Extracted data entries
----

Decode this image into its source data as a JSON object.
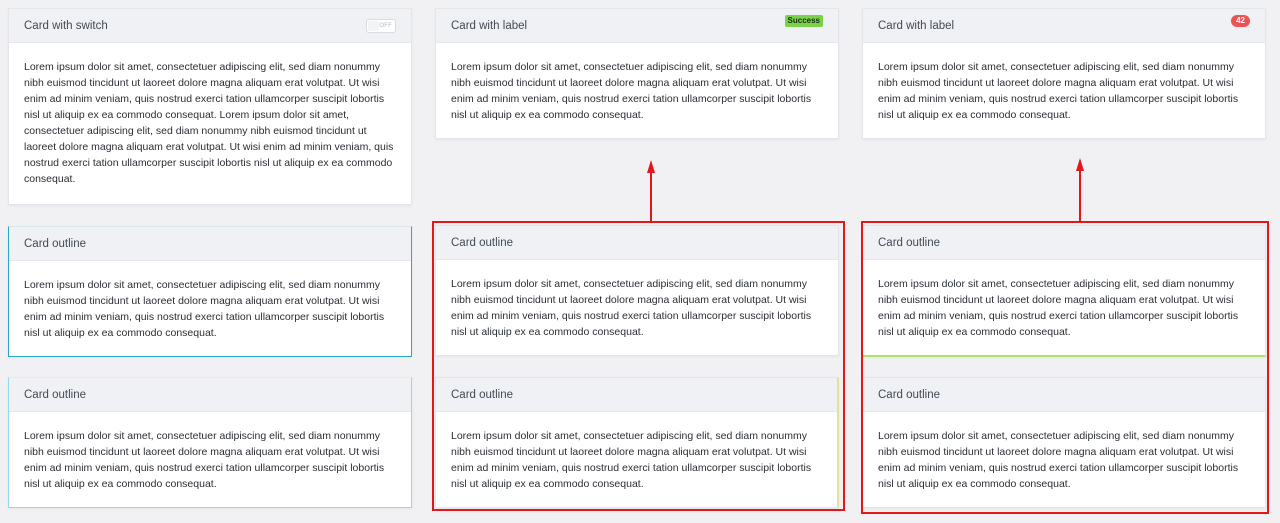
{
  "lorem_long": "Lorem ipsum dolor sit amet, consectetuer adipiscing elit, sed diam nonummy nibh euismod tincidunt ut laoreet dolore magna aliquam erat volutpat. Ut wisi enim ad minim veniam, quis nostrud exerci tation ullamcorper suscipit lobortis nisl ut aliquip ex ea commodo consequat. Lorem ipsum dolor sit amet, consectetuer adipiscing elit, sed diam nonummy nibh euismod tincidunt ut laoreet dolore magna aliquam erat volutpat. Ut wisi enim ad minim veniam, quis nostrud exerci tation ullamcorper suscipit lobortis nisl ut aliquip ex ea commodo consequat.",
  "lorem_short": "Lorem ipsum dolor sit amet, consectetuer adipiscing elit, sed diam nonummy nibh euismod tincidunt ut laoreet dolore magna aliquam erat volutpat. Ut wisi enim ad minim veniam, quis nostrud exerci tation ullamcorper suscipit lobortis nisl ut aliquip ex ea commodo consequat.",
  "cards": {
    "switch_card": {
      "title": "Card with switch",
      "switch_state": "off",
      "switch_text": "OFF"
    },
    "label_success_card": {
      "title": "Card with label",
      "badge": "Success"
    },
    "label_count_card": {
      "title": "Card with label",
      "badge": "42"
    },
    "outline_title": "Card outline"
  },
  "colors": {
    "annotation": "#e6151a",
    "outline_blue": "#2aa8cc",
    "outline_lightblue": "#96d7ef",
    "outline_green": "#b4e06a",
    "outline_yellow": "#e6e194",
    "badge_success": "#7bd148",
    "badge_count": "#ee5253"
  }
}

----

## EXERCISE REQUIREMENTS
Would you mind returning each entry above word for word, skipping the images?

## FINISHED EXERCISE
Decode this image into its source data as a JSON object.
{
  "lorem_long": "Lorem ipsum dolor sit amet, consectetuer adipiscing elit, sed diam nonummy nibh euismod tincidunt ut laoreet dolore magna aliquam erat volutpat. Ut wisi enim ad minim veniam, quis nostrud exerci tation ullamcorper suscipit lobortis nisl ut aliquip ex ea commodo consequat. Lorem ipsum dolor sit amet, consectetuer adipiscing elit, sed diam nonummy nibh euismod tincidunt ut laoreet dolore magna aliquam erat volutpat. Ut wisi enim ad minim veniam, quis nostrud exerci tation ullamcorper suscipit lobortis nisl ut aliquip ex ea commodo consequat.",
  "lorem_short": "Lorem ipsum dolor sit amet, consectetuer adipiscing elit, sed diam nonummy nibh euismod tincidunt ut laoreet dolore magna aliquam erat volutpat. Ut wisi enim ad minim veniam, quis nostrud exerci tation ullamcorper suscipit lobortis nisl ut aliquip ex ea commodo consequat.",
  "cards": {
    "switch_card": {
      "title": "Card with switch",
      "switch_state": "off",
      "switch_text": "OFF"
    },
    "label_success_card": {
      "title": "Card with label",
      "badge": "Success"
    },
    "label_count_card": {
      "title": "Card with label",
      "badge": "42"
    },
    "outline_title": "Card outline"
  },
  "colors": {
    "annotation": "#e6151a",
    "outline_blue": "#2aa8cc",
    "outline_lightblue": "#96d7ef",
    "outline_green": "#b4e06a",
    "outline_yellow": "#e6e194",
    "badge_success": "#7bd148",
    "badge_count": "#ee5253"
  }
}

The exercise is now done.